Print the entries in full, word for word, but not the pictures.

▶ _Records for the exercise_:
— Start —
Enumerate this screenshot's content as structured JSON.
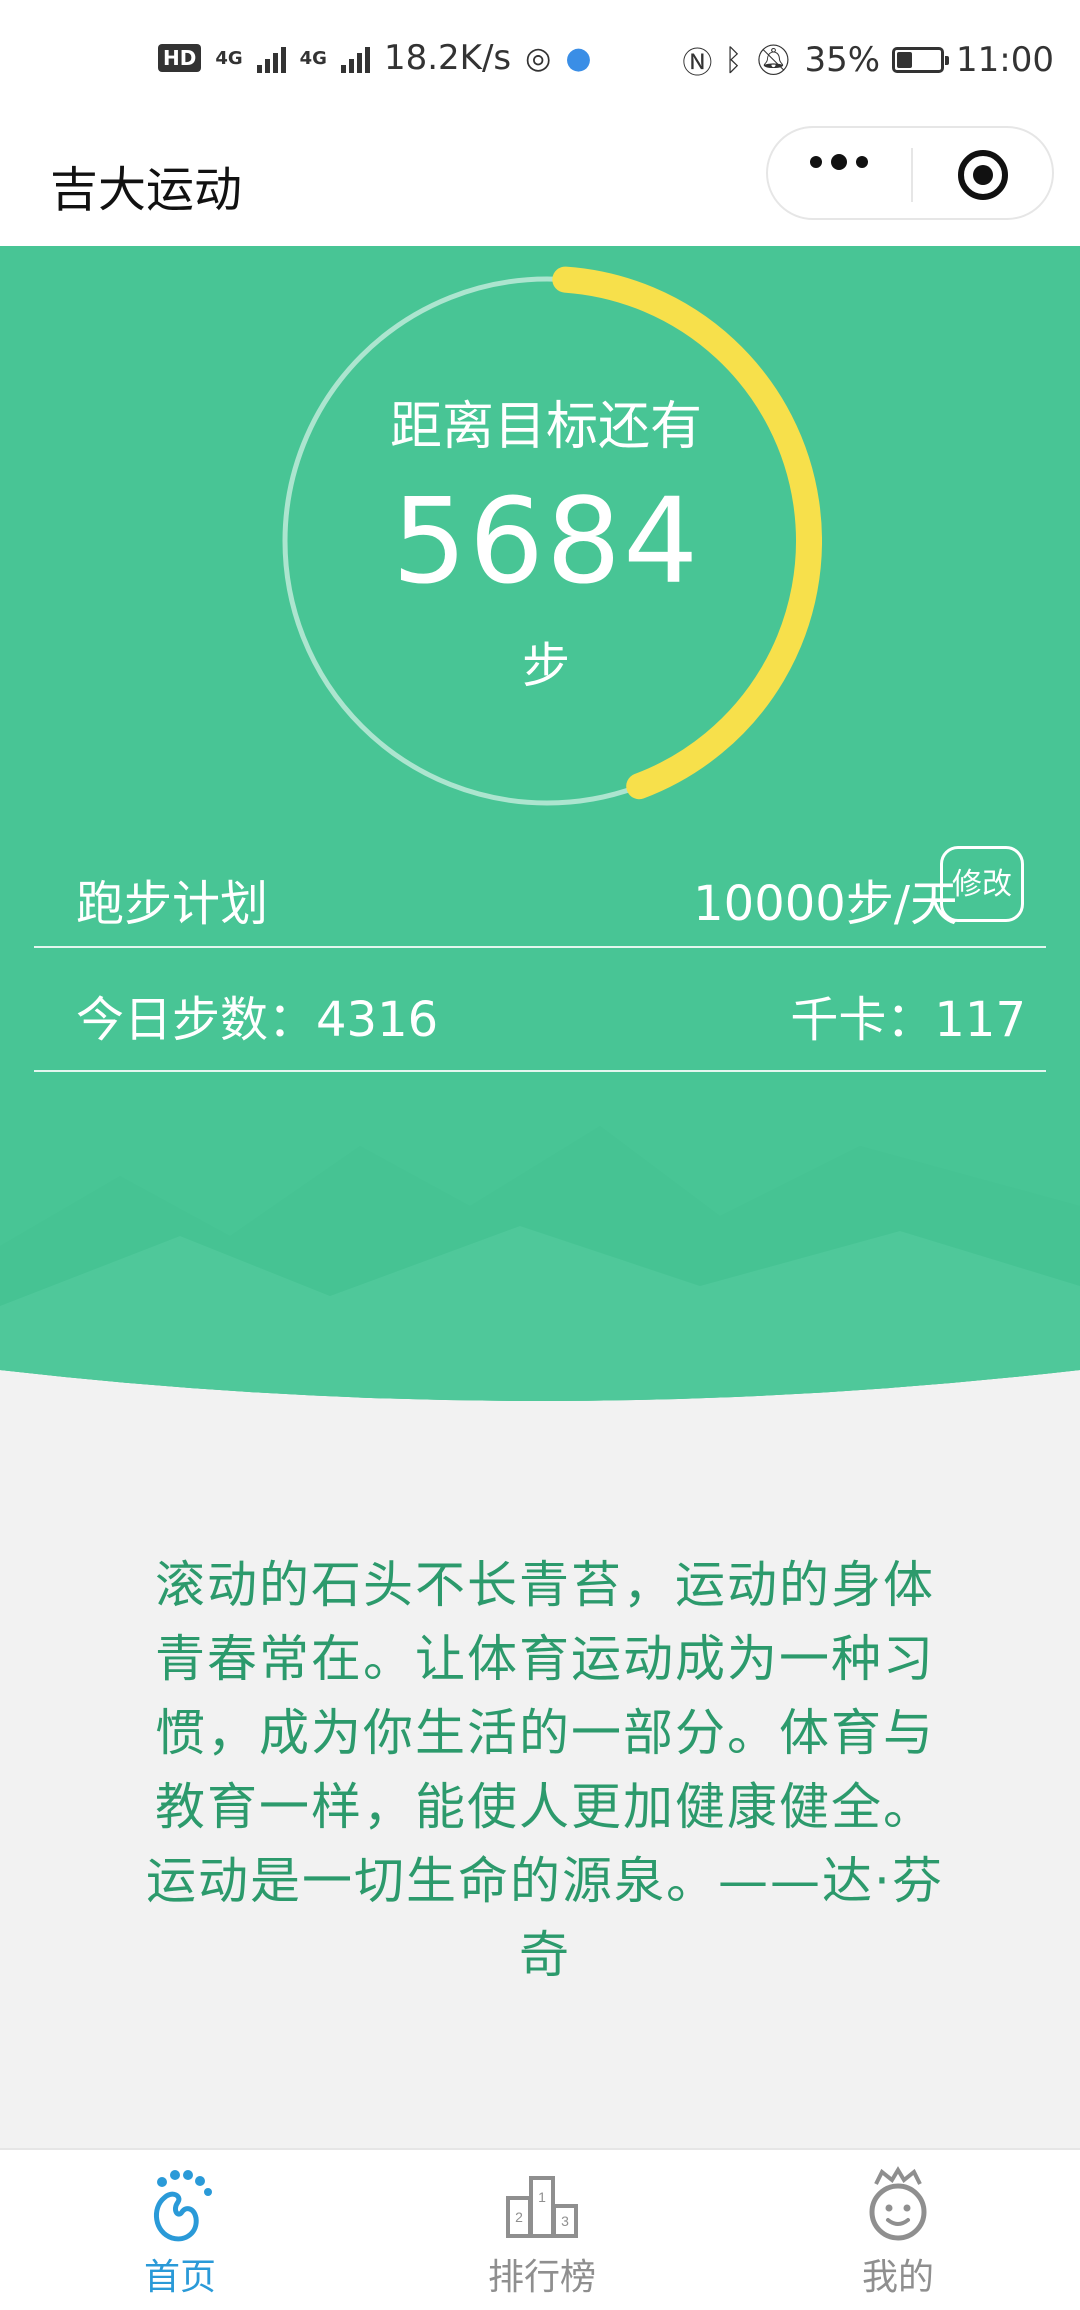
{
  "status_bar": {
    "hd": "HD",
    "net1": "4G",
    "net2": "4G",
    "speed": "18.2K/s",
    "battery": "35%",
    "battery_level": 0.35,
    "time": "11:00"
  },
  "navbar": {
    "title": "吉大运动"
  },
  "goal": {
    "label": "距离目标还有",
    "remaining": "5684",
    "unit": "步",
    "progress": 0.4316
  },
  "plan": {
    "label": "跑步计划",
    "value": "10000步/天",
    "edit_label": "修改"
  },
  "today": {
    "steps_label": "今日步数：4316",
    "kcal_label": "千卡：117"
  },
  "quote": {
    "text": "滚动的石头不长青苔，运动的身体青春常在。让体育运动成为一种习惯，成为你生活的一部分。体育与教育一样，能使人更加健康健全。运动是一切生命的源泉。——达·芬奇"
  },
  "tabs": [
    {
      "label": "首页",
      "icon": "footprint-icon",
      "active": true
    },
    {
      "label": "排行榜",
      "icon": "podium-icon",
      "active": false
    },
    {
      "label": "我的",
      "icon": "smiley-icon",
      "active": false
    }
  ],
  "colors": {
    "accent_green": "#48c595",
    "ring_yellow": "#f7e04b",
    "quote_green": "#2c9a6c",
    "tab_active": "#2a9ad8",
    "tab_inactive": "#8f8f8f"
  }
}
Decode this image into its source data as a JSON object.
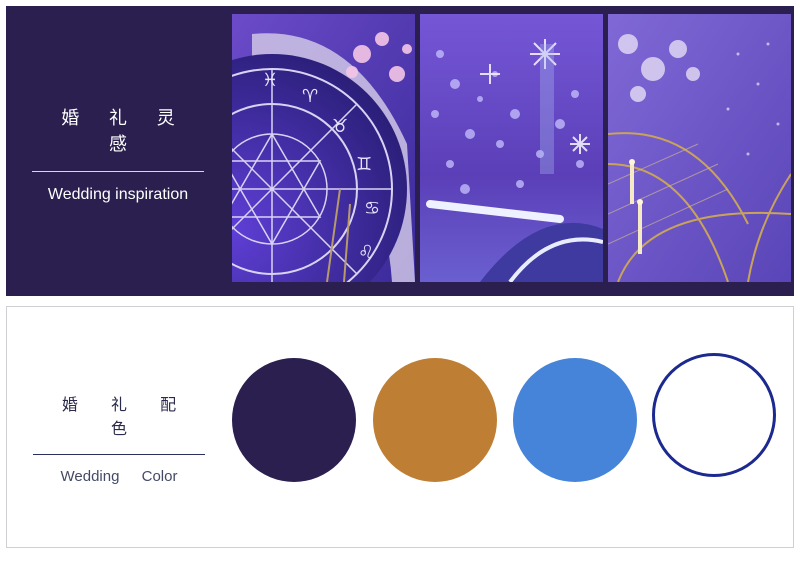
{
  "inspiration": {
    "title_cn": "婚 礼 灵 感",
    "title_en": "Wedding inspiration",
    "photos": [
      {
        "name": "zodiac-wheel-photo"
      },
      {
        "name": "bokeh-stars-photo"
      },
      {
        "name": "gold-arches-photo"
      }
    ]
  },
  "palette": {
    "title_cn": "婚 礼 配 色",
    "title_en": "Wedding Color",
    "colors": [
      {
        "hex": "#2a1f4e"
      },
      {
        "hex": "#be7f35"
      },
      {
        "hex": "#4584d8"
      },
      {
        "hex": "#ffffff",
        "border": "#1c2a8f"
      }
    ]
  }
}
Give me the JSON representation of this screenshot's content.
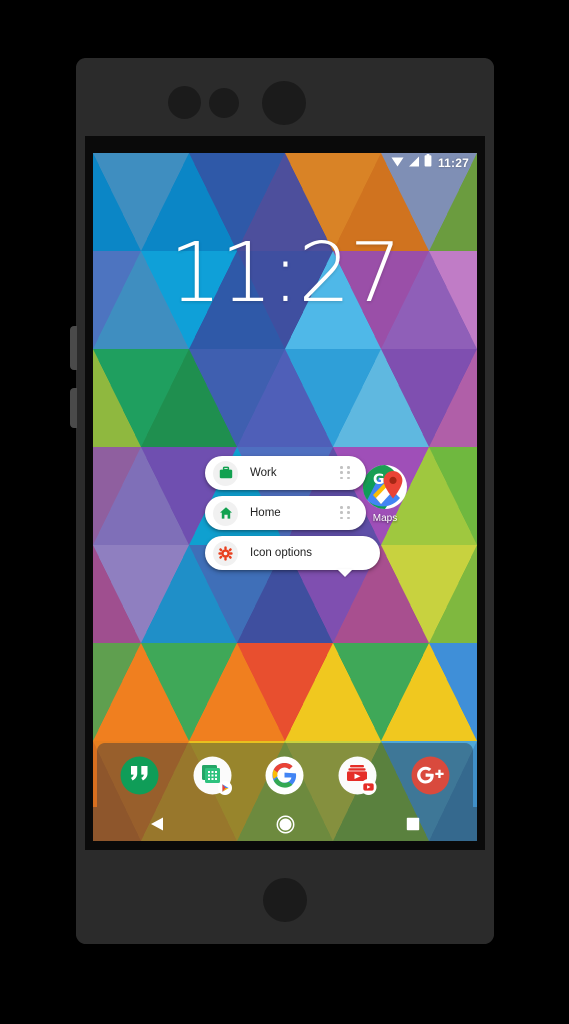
{
  "device": {
    "name": "android-phone",
    "frame_color": "#2b2b2b",
    "bezel_color": "#0a0a0a"
  },
  "status_bar": {
    "time": "11:27",
    "icons": [
      "wifi-icon",
      "signal-icon",
      "battery-icon"
    ]
  },
  "clock_widget": {
    "time": "11:27"
  },
  "home_screen": {
    "app_icon": {
      "label": "Maps",
      "icon": "google-maps-icon"
    },
    "app_drawer_indicator": "chevron-up-icon"
  },
  "popup_menu": {
    "items": [
      {
        "label": "Work",
        "icon": "briefcase-icon",
        "icon_color": "#12a150",
        "has_handle": true
      },
      {
        "label": "Home",
        "icon": "house-icon",
        "icon_color": "#12a150",
        "has_handle": true
      },
      {
        "label": "Icon options",
        "icon": "gear-icon",
        "icon_color": "#e8401f",
        "has_handle": false
      }
    ]
  },
  "dock": {
    "items": [
      {
        "label": "Hangouts",
        "icon": "hangouts-icon"
      },
      {
        "label": "Play Store",
        "icon": "play-store-folder-icon"
      },
      {
        "label": "Google",
        "icon": "google-g-icon"
      },
      {
        "label": "YouTube",
        "icon": "youtube-folder-icon"
      },
      {
        "label": "Google Plus",
        "icon": "google-plus-icon"
      }
    ]
  },
  "nav_bar": {
    "buttons": [
      {
        "label": "Back",
        "icon": "back-triangle-icon"
      },
      {
        "label": "Home",
        "icon": "home-circle-icon"
      },
      {
        "label": "Recents",
        "icon": "recents-square-icon"
      }
    ]
  },
  "colors": {
    "accent_green": "#12a150",
    "accent_red": "#e8401f",
    "dock_overlay": "rgba(40,52,62,.42)"
  }
}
— End —
▶ _Response to this exercise_:
Enumerate this screenshot's content as structured JSON.
{
  "status_bar": {
    "hd": "HD",
    "net1": "4G",
    "net2": "4G",
    "speed": "18.2K/s",
    "battery": "35%",
    "battery_level": 0.35,
    "time": "11:00"
  },
  "navbar": {
    "title": "吉大运动"
  },
  "goal": {
    "label": "距离目标还有",
    "remaining": "5684",
    "unit": "步",
    "progress": 0.4316
  },
  "plan": {
    "label": "跑步计划",
    "value": "10000步/天",
    "edit_label": "修改"
  },
  "today": {
    "steps_label": "今日步数：4316",
    "kcal_label": "千卡：117"
  },
  "quote": {
    "text": "滚动的石头不长青苔，运动的身体青春常在。让体育运动成为一种习惯，成为你生活的一部分。体育与教育一样，能使人更加健康健全。运动是一切生命的源泉。——达·芬奇"
  },
  "tabs": [
    {
      "label": "首页",
      "icon": "footprint-icon",
      "active": true
    },
    {
      "label": "排行榜",
      "icon": "podium-icon",
      "active": false
    },
    {
      "label": "我的",
      "icon": "smiley-icon",
      "active": false
    }
  ],
  "colors": {
    "accent_green": "#48c595",
    "ring_yellow": "#f7e04b",
    "quote_green": "#2c9a6c",
    "tab_active": "#2a9ad8",
    "tab_inactive": "#8f8f8f"
  }
}
Decode this image into its source data as a JSON object.
{
  "inspiration": {
    "title_cn": "婚 礼 灵 感",
    "title_en": "Wedding inspiration",
    "photos": [
      {
        "name": "zodiac-wheel-photo"
      },
      {
        "name": "bokeh-stars-photo"
      },
      {
        "name": "gold-arches-photo"
      }
    ]
  },
  "palette": {
    "title_cn": "婚 礼 配 色",
    "title_en": "Wedding Color",
    "colors": [
      {
        "hex": "#2a1f4e"
      },
      {
        "hex": "#be7f35"
      },
      {
        "hex": "#4584d8"
      },
      {
        "hex": "#ffffff",
        "border": "#1c2a8f"
      }
    ]
  }
}
Give me the JSON representation of this screenshot's content.
{
  "device": {
    "name": "android-phone",
    "frame_color": "#2b2b2b",
    "bezel_color": "#0a0a0a"
  },
  "status_bar": {
    "time": "11:27",
    "icons": [
      "wifi-icon",
      "signal-icon",
      "battery-icon"
    ]
  },
  "clock_widget": {
    "time": "11:27"
  },
  "home_screen": {
    "app_icon": {
      "label": "Maps",
      "icon": "google-maps-icon"
    },
    "app_drawer_indicator": "chevron-up-icon"
  },
  "popup_menu": {
    "items": [
      {
        "label": "Work",
        "icon": "briefcase-icon",
        "icon_color": "#12a150",
        "has_handle": true
      },
      {
        "label": "Home",
        "icon": "house-icon",
        "icon_color": "#12a150",
        "has_handle": true
      },
      {
        "label": "Icon options",
        "icon": "gear-icon",
        "icon_color": "#e8401f",
        "has_handle": false
      }
    ]
  },
  "dock": {
    "items": [
      {
        "label": "Hangouts",
        "icon": "hangouts-icon"
      },
      {
        "label": "Play Store",
        "icon": "play-store-folder-icon"
      },
      {
        "label": "Google",
        "icon": "google-g-icon"
      },
      {
        "label": "YouTube",
        "icon": "youtube-folder-icon"
      },
      {
        "label": "Google Plus",
        "icon": "google-plus-icon"
      }
    ]
  },
  "nav_bar": {
    "buttons": [
      {
        "label": "Back",
        "icon": "back-triangle-icon"
      },
      {
        "label": "Home",
        "icon": "home-circle-icon"
      },
      {
        "label": "Recents",
        "icon": "recents-square-icon"
      }
    ]
  },
  "colors": {
    "accent_green": "#12a150",
    "accent_red": "#e8401f",
    "dock_overlay": "rgba(40,52,62,.42)"
  }
}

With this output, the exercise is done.